What to do: Identify every line containing the word "xlabel" and reproduce each one.

Data rows:
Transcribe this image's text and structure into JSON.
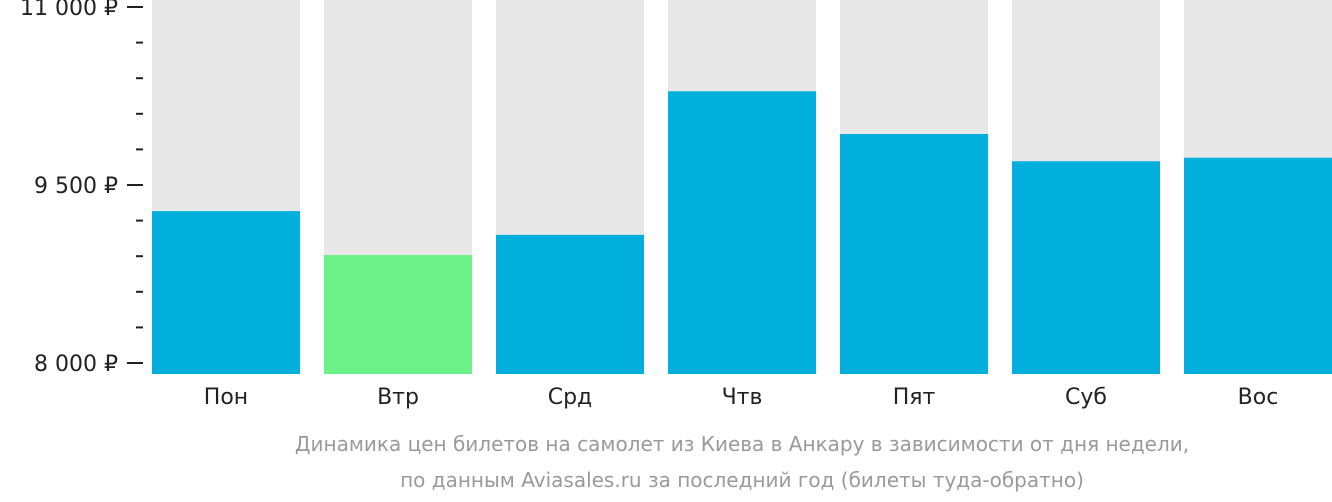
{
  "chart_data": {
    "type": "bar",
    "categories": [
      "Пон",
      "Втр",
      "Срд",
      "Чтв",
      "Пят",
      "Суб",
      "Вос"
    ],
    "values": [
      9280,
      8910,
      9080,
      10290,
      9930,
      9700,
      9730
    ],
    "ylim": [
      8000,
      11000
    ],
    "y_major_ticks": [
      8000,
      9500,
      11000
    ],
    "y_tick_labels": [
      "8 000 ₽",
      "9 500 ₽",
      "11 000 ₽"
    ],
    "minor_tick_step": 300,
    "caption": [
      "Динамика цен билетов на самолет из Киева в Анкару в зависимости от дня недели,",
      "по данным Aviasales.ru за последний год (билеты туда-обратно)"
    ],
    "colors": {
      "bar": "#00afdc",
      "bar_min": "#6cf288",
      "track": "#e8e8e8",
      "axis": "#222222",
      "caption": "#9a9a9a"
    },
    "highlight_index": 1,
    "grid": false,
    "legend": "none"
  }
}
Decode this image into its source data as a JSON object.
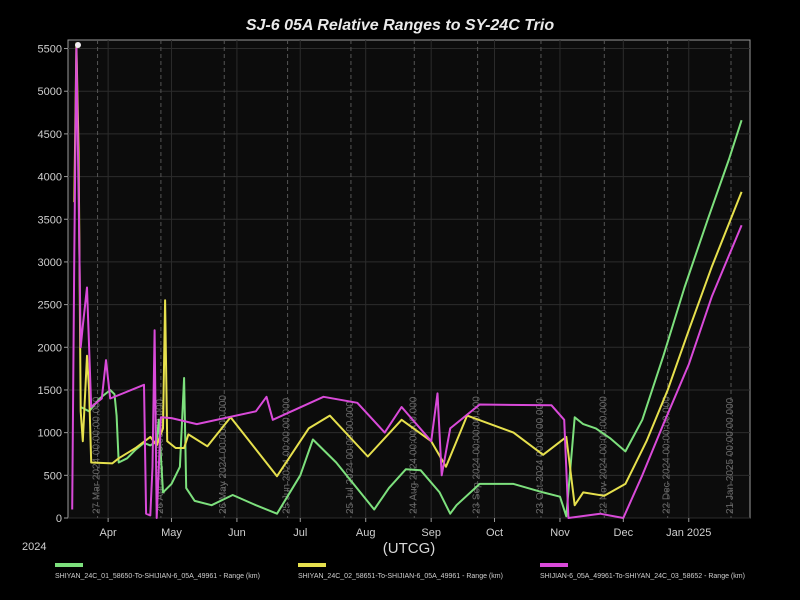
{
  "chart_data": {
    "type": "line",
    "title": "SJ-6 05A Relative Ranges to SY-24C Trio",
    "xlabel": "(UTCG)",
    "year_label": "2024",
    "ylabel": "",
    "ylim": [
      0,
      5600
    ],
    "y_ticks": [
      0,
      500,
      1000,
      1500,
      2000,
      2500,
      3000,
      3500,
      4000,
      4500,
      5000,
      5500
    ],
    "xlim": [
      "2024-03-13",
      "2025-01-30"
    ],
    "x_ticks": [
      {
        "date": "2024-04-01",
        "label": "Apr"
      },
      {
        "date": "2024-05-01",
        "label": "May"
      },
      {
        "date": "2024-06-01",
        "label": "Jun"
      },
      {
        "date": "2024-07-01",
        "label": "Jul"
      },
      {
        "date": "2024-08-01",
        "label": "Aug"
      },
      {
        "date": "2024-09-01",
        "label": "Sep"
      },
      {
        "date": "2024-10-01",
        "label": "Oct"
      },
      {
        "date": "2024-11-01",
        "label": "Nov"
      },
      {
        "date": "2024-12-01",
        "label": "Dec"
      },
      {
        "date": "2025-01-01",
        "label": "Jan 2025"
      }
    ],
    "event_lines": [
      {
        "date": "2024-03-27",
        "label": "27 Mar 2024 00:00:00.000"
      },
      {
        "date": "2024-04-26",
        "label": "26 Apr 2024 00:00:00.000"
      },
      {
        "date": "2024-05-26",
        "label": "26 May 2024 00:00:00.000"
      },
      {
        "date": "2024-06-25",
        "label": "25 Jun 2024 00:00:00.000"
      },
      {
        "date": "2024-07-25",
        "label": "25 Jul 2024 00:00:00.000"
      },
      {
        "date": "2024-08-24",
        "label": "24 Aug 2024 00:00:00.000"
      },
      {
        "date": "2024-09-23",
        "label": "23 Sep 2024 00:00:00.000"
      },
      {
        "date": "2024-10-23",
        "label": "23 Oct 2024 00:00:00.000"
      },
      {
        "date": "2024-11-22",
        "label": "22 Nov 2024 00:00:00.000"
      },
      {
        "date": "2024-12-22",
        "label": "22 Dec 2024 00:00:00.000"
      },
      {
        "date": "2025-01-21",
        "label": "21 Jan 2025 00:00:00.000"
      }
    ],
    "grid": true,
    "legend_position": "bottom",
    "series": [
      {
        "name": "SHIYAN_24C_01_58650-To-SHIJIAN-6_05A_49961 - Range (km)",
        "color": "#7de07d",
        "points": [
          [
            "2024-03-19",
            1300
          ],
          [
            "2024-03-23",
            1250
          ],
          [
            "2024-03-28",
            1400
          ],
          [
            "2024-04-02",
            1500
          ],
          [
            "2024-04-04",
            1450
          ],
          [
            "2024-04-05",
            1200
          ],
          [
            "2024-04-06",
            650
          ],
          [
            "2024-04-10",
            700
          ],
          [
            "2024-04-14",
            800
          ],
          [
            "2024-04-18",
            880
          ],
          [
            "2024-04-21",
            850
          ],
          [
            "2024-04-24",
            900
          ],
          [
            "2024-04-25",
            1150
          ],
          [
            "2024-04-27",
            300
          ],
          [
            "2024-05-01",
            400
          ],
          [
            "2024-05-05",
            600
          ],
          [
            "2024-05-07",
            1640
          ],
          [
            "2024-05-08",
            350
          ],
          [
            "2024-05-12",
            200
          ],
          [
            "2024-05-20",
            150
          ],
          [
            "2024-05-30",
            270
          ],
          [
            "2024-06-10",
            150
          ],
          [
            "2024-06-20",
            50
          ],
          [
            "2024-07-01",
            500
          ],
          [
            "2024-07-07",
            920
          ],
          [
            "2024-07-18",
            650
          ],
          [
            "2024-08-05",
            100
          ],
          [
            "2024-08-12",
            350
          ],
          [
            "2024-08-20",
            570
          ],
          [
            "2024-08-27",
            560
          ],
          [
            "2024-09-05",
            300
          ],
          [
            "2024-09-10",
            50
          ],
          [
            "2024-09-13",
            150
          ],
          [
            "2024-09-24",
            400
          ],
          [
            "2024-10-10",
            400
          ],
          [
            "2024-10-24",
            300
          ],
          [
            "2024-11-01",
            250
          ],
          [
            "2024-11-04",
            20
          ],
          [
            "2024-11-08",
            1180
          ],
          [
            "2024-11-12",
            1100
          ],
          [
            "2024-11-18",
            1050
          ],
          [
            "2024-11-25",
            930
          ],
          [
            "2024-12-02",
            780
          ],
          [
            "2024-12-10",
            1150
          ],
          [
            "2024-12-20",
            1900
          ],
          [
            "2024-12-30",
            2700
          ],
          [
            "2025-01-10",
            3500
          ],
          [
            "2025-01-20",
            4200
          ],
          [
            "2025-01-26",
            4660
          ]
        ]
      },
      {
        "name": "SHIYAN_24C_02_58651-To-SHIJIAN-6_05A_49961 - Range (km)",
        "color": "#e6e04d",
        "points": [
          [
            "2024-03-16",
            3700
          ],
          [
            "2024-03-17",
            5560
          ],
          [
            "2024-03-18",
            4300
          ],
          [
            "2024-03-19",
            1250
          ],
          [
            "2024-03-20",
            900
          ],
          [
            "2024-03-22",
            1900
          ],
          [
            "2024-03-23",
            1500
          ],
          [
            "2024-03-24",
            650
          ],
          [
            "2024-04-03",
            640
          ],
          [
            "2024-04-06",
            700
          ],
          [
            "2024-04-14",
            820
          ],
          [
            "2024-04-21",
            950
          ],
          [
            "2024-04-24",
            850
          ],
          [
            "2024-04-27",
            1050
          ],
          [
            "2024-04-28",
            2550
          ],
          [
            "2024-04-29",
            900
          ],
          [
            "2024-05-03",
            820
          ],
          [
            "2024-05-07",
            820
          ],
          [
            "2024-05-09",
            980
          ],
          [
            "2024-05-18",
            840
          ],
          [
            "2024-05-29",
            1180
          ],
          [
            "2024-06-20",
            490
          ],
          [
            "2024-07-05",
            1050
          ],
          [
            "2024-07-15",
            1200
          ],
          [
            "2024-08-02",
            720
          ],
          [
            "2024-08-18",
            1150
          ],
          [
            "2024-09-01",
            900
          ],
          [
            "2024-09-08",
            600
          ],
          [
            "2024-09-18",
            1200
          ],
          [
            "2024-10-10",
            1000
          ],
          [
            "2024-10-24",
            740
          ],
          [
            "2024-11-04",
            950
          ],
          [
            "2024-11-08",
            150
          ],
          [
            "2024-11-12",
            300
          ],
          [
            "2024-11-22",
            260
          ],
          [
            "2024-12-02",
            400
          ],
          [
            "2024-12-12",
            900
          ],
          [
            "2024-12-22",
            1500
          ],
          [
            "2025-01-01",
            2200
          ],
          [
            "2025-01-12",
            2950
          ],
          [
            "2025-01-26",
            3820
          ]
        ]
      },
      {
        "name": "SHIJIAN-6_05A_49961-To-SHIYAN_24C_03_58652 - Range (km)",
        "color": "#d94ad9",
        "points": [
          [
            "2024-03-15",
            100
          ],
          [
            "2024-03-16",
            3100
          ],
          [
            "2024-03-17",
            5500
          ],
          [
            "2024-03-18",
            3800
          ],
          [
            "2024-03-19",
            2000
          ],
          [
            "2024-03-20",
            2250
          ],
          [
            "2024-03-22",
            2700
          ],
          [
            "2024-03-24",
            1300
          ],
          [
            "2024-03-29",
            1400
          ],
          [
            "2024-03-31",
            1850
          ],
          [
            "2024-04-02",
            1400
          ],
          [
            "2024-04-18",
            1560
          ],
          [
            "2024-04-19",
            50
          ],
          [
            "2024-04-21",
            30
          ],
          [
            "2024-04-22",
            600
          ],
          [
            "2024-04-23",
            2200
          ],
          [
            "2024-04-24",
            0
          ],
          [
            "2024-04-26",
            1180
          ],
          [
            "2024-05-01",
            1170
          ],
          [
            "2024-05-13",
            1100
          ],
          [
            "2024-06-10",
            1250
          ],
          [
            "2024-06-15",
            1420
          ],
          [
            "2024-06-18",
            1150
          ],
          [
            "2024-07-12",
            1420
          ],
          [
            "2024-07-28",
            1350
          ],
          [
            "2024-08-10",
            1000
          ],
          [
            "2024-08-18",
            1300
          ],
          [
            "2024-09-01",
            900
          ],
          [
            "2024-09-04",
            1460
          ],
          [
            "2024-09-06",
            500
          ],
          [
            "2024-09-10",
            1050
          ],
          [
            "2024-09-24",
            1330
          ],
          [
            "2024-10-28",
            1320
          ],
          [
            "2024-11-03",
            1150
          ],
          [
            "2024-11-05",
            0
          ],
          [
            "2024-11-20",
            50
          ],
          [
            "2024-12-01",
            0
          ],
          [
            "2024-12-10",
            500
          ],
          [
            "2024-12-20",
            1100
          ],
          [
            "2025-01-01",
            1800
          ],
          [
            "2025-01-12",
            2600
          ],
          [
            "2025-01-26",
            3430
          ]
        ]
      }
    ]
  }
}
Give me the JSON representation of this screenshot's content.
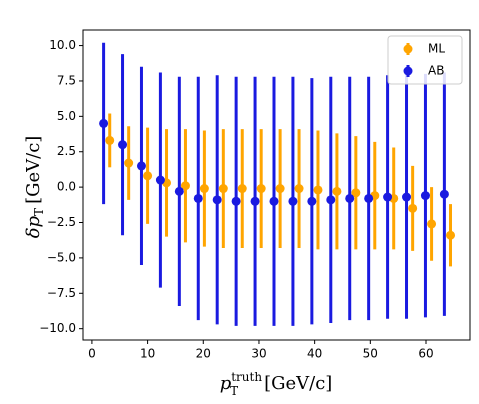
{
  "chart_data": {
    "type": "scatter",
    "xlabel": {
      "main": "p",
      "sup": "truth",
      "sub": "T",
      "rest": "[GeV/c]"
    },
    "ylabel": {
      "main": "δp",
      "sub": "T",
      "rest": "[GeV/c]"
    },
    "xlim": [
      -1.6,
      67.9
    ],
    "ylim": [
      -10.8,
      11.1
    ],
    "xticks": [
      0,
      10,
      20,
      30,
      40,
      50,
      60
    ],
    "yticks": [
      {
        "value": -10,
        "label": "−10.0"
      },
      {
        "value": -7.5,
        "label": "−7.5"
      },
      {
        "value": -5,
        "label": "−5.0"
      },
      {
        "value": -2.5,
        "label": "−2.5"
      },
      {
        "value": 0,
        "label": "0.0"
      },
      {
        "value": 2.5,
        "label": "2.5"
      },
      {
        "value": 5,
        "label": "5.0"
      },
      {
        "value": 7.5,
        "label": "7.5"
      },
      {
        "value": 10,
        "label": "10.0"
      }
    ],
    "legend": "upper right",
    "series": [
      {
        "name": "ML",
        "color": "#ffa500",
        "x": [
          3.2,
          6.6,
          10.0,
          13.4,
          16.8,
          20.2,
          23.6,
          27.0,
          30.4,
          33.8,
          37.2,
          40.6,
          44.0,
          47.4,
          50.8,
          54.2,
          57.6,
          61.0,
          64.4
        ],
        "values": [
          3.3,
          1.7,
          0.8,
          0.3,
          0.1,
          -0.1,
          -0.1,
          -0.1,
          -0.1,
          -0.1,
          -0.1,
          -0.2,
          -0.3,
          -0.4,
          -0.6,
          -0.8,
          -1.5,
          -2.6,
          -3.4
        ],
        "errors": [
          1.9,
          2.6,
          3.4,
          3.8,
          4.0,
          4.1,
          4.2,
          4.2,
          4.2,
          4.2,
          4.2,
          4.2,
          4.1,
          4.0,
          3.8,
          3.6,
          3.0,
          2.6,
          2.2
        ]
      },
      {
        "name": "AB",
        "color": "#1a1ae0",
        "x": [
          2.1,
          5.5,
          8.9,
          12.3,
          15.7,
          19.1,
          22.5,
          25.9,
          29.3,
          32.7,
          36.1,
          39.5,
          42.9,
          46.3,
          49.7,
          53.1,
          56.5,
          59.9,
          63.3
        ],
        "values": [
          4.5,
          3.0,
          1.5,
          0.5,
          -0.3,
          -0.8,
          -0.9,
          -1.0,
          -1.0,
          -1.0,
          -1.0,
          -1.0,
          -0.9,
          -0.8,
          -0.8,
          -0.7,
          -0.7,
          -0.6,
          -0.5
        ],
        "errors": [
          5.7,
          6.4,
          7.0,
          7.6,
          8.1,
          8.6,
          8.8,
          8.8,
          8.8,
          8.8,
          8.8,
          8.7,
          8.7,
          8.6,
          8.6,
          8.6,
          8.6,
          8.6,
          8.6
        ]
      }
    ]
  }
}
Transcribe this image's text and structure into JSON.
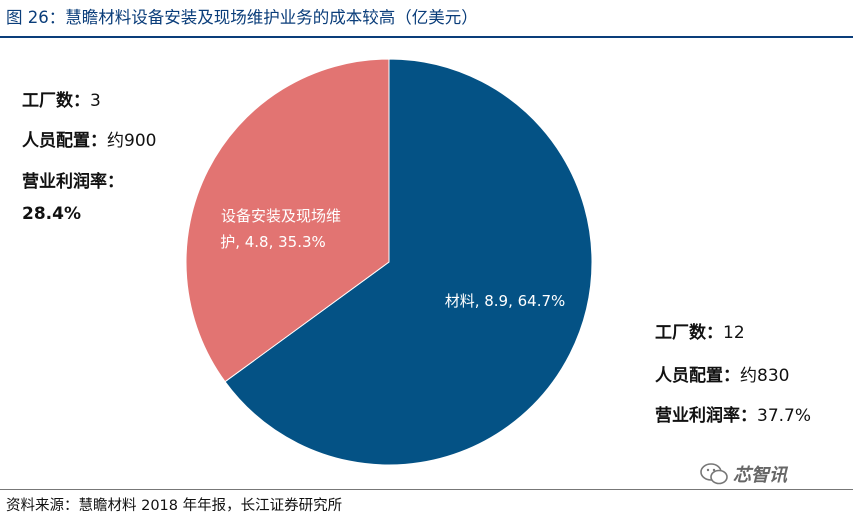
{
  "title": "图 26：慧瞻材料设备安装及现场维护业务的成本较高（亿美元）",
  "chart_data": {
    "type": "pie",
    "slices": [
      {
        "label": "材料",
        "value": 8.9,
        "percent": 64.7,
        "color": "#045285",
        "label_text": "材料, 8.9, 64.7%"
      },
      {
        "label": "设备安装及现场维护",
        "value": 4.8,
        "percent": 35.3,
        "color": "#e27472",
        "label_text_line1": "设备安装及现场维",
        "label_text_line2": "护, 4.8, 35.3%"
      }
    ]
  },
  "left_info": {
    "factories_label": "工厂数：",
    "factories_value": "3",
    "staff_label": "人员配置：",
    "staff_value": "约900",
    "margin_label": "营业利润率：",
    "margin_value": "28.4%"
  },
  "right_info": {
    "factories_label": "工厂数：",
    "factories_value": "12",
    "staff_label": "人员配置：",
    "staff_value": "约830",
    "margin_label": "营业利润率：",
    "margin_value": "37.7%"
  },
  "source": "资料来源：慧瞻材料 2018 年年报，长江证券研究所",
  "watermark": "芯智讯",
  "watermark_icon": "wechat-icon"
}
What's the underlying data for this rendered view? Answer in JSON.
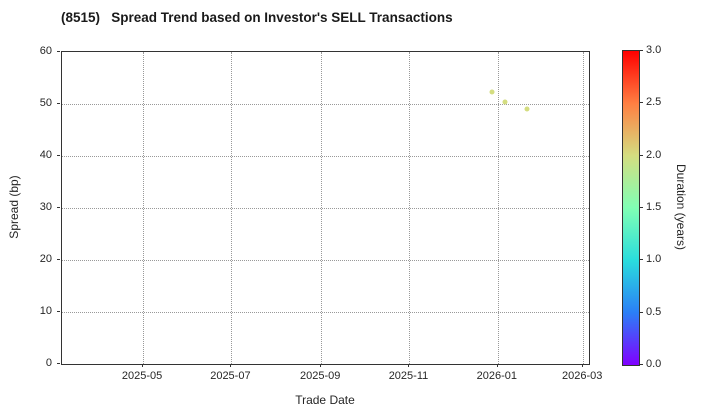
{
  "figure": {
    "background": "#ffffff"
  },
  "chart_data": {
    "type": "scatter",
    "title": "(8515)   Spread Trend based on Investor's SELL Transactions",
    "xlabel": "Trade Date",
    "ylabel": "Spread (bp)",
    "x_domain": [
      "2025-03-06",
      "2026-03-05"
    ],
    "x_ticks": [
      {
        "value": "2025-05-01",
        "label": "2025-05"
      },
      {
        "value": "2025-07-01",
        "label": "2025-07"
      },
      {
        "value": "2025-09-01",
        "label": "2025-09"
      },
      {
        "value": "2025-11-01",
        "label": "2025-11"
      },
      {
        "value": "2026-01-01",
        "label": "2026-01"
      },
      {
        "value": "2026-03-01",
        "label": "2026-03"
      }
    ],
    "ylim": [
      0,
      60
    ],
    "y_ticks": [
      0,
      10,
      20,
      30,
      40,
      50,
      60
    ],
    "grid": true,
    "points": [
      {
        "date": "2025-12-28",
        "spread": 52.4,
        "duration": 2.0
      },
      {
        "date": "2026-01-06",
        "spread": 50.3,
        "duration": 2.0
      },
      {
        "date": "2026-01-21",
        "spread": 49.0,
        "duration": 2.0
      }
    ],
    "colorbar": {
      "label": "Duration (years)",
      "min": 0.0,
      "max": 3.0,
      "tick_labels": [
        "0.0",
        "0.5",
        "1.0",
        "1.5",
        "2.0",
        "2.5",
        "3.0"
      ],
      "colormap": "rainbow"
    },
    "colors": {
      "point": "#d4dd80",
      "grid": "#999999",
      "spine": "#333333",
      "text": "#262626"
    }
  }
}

Finished task:
    "xlabel": "(UTCG)",
    "xlabel": {
    "xlabel": "Trade Date",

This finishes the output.